Besides, the present assay involves the use of a relatively small sample volume (200 µL) which may further enhance its suitability for clinical studies. To the best of our knowledge, only three LC–MS methods, previously adopted for clinical studies, utilised a much lower sample volume, ranging from 25 to 100 µL [16, 20, 21]. However, limitations concerning availability or access to LC–MS might discourage the use of those methods in resource-limited settings like SSA. For ethical reasons, the volume of the blood sample taken for clinical studies may be curtailed to a safe limit among paediatrics and pregnant women [22,23,24]. These populations are known to be at the highest risk for falciparum malaria in malaria-endemic settings which might warrant the setting-up of efficacy and pharmacokinetic clinical studies among the vulnerable population. A 200 µL plasma sample volume is quite affordable and could be obtained within the safe limits of blood sample volumes in paediatric and gestational health research.

Check your understanding -
A: In the passage on assay sample volume, what range of sample volumes did the three LC–MS methods use?
B: Extend the passage on assay sample volume with one more paragraph that picks up after its last sentence.

Structured page parsing data:
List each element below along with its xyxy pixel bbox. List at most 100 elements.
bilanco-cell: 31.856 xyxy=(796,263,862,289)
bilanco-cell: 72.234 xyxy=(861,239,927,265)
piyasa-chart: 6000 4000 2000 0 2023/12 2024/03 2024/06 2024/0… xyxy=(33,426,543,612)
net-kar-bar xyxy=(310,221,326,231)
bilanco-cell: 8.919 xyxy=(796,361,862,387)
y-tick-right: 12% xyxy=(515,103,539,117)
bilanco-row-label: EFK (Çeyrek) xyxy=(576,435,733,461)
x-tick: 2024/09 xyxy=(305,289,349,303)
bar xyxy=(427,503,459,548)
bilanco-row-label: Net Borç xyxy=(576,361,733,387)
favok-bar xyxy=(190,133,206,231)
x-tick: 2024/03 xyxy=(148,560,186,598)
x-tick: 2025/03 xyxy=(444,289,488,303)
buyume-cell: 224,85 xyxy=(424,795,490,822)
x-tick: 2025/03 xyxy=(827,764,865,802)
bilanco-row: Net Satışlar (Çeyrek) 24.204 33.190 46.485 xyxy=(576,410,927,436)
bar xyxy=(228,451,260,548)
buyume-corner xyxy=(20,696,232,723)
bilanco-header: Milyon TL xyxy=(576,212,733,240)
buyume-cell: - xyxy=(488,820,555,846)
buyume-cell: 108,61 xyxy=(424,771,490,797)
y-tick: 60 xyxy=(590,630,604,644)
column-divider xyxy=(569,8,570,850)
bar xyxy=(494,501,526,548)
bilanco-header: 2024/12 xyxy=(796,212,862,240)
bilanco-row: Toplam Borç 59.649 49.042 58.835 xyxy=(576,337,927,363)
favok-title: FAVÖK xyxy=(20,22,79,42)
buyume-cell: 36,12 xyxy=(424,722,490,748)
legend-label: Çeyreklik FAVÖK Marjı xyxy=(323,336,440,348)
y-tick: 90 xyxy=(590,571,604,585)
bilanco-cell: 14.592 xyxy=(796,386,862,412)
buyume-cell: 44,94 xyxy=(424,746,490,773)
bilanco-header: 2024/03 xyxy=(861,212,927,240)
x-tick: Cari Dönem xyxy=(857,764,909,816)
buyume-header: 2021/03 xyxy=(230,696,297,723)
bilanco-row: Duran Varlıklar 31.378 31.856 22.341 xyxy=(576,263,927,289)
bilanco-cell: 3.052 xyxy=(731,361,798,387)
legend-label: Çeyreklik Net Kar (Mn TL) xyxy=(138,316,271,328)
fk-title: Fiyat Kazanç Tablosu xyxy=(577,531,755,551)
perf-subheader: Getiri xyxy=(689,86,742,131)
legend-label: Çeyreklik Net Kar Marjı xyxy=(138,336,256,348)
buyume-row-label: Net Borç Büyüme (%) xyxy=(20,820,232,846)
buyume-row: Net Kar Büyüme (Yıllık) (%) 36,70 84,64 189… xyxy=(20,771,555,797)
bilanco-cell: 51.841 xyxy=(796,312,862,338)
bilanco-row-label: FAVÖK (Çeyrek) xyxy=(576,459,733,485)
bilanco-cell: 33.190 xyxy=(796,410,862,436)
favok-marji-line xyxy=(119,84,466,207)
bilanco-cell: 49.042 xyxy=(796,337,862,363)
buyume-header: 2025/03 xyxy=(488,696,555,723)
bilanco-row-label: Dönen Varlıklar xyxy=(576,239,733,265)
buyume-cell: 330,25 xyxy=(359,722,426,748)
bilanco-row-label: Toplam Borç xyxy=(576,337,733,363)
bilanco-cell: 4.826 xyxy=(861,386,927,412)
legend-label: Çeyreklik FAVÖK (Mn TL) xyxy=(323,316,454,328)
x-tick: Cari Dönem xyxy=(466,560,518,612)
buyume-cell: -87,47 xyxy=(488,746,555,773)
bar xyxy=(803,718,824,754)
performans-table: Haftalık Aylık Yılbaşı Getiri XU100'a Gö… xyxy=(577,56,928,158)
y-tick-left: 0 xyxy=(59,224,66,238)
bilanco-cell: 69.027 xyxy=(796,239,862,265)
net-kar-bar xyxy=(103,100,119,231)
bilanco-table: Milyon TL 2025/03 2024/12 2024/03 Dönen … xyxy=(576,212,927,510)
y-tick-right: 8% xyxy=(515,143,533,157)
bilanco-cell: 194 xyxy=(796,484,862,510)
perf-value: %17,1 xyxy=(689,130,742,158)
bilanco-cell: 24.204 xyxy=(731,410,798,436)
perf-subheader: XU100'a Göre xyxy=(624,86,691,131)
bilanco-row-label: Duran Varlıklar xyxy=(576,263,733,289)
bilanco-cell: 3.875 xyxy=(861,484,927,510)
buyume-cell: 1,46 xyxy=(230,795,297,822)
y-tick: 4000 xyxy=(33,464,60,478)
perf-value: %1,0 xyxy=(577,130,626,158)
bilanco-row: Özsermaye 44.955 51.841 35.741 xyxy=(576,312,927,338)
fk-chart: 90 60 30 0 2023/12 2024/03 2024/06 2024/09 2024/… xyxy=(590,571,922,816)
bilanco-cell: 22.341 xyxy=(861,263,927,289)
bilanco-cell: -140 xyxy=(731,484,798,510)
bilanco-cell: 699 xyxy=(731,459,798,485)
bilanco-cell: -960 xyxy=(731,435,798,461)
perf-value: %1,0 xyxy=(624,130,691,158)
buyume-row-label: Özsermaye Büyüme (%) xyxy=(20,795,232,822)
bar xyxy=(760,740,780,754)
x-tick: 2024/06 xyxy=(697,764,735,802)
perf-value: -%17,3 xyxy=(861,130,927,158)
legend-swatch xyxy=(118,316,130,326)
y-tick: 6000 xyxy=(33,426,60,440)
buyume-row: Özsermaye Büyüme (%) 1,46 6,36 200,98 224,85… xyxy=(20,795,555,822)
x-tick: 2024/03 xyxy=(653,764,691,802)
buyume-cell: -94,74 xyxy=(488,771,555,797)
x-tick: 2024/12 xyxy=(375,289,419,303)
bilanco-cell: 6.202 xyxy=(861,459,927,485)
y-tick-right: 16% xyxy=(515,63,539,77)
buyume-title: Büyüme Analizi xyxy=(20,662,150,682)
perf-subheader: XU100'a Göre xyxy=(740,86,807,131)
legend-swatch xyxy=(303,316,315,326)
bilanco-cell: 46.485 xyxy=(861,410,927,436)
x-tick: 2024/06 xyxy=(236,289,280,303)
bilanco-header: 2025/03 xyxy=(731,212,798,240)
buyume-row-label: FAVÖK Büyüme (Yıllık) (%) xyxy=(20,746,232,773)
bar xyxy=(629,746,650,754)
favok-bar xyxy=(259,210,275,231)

Expected responses -
A: They used 25 to 100 µL.

B:
During the extraction procedure, the samples underwent a heat-inactivation procedure, at 58 °C for 45 min, to inactivate any HIV. The study subjects included people living with HIV (PLWH) and falciparum malaria positivity. Therefore, the plasma samples collected were suspected to contain HIV, which necessitated the need for heat-inactivation before subjecting the samples to bioanalytical assay [25]. In the present study, the QC samples showed that both lumefantrine and EFV were sufficiently stable with or without heat inactivation. The stability result has doused the apprehension of how to inactivate the virus without affecting the integrity of the analytes. The average recoveries of lumefantrine and EFV were sufficiently reproducible and met the set criteria in the FDA guidelines (FDA, 2018) within the range of 80–120% [14].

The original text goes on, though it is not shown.